Extracted data entries:
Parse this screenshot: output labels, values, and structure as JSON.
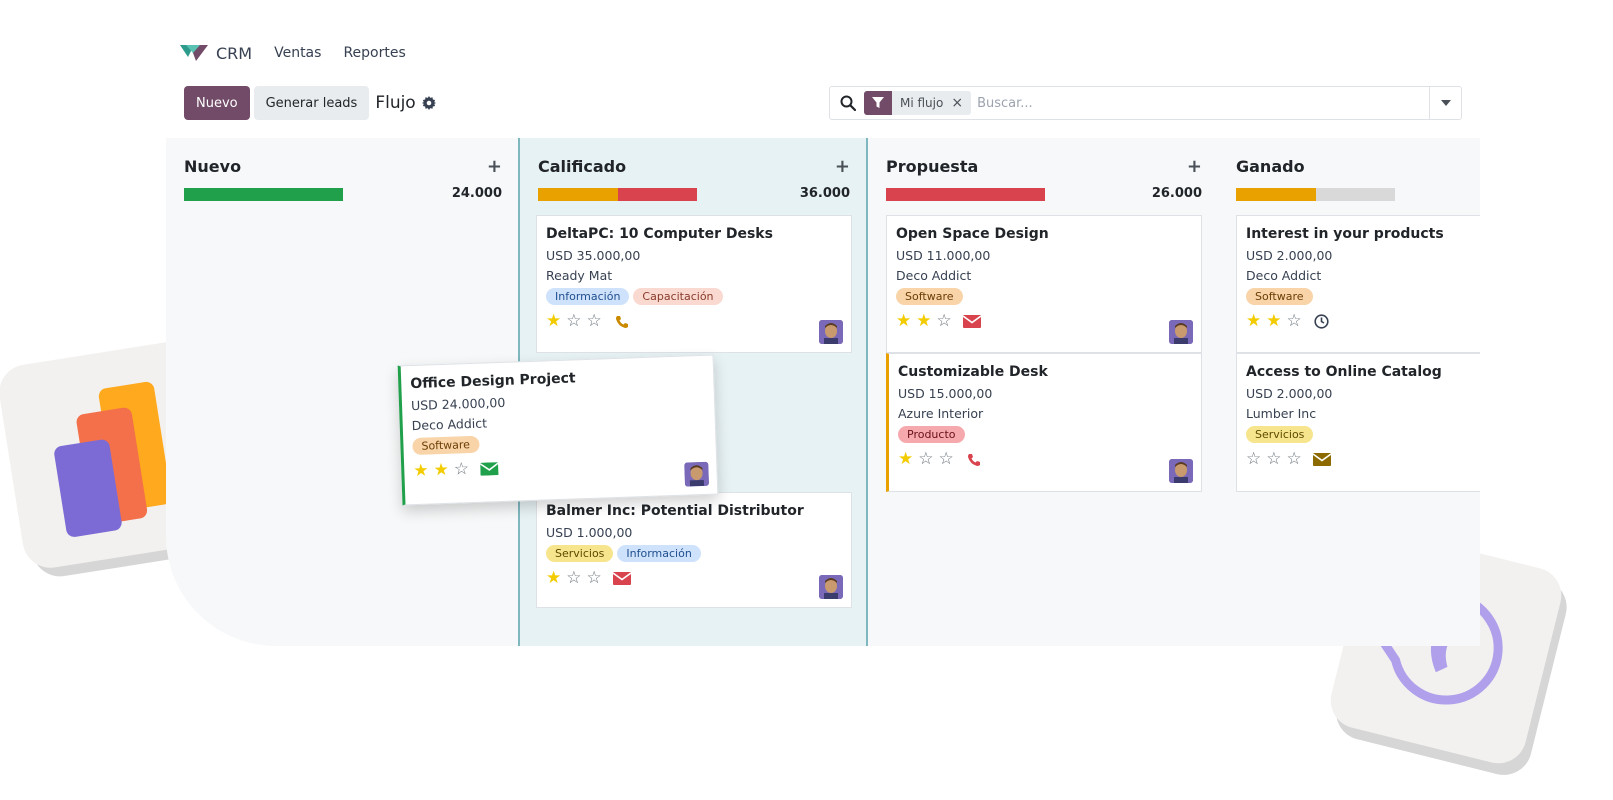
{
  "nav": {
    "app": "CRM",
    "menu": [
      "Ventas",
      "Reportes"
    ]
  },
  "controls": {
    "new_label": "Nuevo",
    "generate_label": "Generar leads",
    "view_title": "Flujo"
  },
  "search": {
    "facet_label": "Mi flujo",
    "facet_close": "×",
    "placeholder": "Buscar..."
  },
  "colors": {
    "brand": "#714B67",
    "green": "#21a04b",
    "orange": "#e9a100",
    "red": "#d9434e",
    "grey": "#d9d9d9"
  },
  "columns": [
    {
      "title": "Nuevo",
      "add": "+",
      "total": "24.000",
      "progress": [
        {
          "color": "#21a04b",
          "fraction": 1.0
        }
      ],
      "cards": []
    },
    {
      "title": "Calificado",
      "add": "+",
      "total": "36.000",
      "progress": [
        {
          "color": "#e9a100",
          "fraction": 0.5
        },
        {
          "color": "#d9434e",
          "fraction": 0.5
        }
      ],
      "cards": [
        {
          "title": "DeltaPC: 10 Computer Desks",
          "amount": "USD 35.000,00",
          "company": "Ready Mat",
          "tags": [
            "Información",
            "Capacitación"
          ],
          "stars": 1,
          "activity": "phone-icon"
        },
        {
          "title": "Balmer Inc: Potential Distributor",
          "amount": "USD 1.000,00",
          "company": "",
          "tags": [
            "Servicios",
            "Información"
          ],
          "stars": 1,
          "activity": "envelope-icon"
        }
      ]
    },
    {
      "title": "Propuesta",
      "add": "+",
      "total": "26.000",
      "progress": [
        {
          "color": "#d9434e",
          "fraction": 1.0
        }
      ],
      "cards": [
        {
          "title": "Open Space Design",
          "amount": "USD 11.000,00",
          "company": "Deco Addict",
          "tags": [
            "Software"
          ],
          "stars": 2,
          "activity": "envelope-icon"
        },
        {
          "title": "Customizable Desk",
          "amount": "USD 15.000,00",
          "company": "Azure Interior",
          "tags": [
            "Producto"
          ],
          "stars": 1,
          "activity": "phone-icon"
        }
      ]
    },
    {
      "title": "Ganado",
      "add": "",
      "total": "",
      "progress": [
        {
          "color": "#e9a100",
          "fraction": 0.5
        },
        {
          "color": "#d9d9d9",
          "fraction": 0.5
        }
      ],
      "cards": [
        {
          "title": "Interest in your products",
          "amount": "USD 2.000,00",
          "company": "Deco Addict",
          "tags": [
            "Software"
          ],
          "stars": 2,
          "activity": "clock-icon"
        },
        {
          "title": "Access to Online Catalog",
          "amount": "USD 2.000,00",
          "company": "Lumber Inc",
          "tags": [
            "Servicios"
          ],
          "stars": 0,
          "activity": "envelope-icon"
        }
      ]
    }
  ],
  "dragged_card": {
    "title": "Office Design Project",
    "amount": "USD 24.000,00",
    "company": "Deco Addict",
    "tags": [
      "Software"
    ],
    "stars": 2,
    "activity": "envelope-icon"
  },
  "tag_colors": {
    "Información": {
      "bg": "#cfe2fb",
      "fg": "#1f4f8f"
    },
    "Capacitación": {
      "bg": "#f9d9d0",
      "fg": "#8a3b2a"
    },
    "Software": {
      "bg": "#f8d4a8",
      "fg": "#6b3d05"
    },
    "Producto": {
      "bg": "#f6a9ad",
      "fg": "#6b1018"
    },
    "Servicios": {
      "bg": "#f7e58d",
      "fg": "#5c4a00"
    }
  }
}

Goal: Restate the entire listing word for word, excluding pictures.

Final answer:
Parse this screenshot: output labels, values, and structure as JSON.
{
  "nav": {
    "app": "CRM",
    "menu": [
      "Ventas",
      "Reportes"
    ]
  },
  "controls": {
    "new_label": "Nuevo",
    "generate_label": "Generar leads",
    "view_title": "Flujo"
  },
  "search": {
    "facet_label": "Mi flujo",
    "facet_close": "×",
    "placeholder": "Buscar..."
  },
  "colors": {
    "brand": "#714B67",
    "green": "#21a04b",
    "orange": "#e9a100",
    "red": "#d9434e",
    "grey": "#d9d9d9"
  },
  "columns": [
    {
      "title": "Nuevo",
      "add": "+",
      "total": "24.000",
      "progress": [
        {
          "color": "#21a04b",
          "fraction": 1.0
        }
      ],
      "cards": []
    },
    {
      "title": "Calificado",
      "add": "+",
      "total": "36.000",
      "progress": [
        {
          "color": "#e9a100",
          "fraction": 0.5
        },
        {
          "color": "#d9434e",
          "fraction": 0.5
        }
      ],
      "cards": [
        {
          "title": "DeltaPC: 10 Computer Desks",
          "amount": "USD 35.000,00",
          "company": "Ready Mat",
          "tags": [
            "Información",
            "Capacitación"
          ],
          "stars": 1,
          "activity": "phone-icon"
        },
        {
          "title": "Balmer Inc: Potential Distributor",
          "amount": "USD 1.000,00",
          "company": "",
          "tags": [
            "Servicios",
            "Información"
          ],
          "stars": 1,
          "activity": "envelope-icon"
        }
      ]
    },
    {
      "title": "Propuesta",
      "add": "+",
      "total": "26.000",
      "progress": [
        {
          "color": "#d9434e",
          "fraction": 1.0
        }
      ],
      "cards": [
        {
          "title": "Open Space Design",
          "amount": "USD 11.000,00",
          "company": "Deco Addict",
          "tags": [
            "Software"
          ],
          "stars": 2,
          "activity": "envelope-icon"
        },
        {
          "title": "Customizable Desk",
          "amount": "USD 15.000,00",
          "company": "Azure Interior",
          "tags": [
            "Producto"
          ],
          "stars": 1,
          "activity": "phone-icon"
        }
      ]
    },
    {
      "title": "Ganado",
      "add": "",
      "total": "",
      "progress": [
        {
          "color": "#e9a100",
          "fraction": 0.5
        },
        {
          "color": "#d9d9d9",
          "fraction": 0.5
        }
      ],
      "cards": [
        {
          "title": "Interest in your products",
          "amount": "USD 2.000,00",
          "company": "Deco Addict",
          "tags": [
            "Software"
          ],
          "stars": 2,
          "activity": "clock-icon"
        },
        {
          "title": "Access to Online Catalog",
          "amount": "USD 2.000,00",
          "company": "Lumber Inc",
          "tags": [
            "Servicios"
          ],
          "stars": 0,
          "activity": "envelope-icon"
        }
      ]
    }
  ],
  "dragged_card": {
    "title": "Office Design Project",
    "amount": "USD 24.000,00",
    "company": "Deco Addict",
    "tags": [
      "Software"
    ],
    "stars": 2,
    "activity": "envelope-icon"
  },
  "tag_colors": {
    "Información": {
      "bg": "#cfe2fb",
      "fg": "#1f4f8f"
    },
    "Capacitación": {
      "bg": "#f9d9d0",
      "fg": "#8a3b2a"
    },
    "Software": {
      "bg": "#f8d4a8",
      "fg": "#6b3d05"
    },
    "Producto": {
      "bg": "#f6a9ad",
      "fg": "#6b1018"
    },
    "Servicios": {
      "bg": "#f7e58d",
      "fg": "#5c4a00"
    }
  }
}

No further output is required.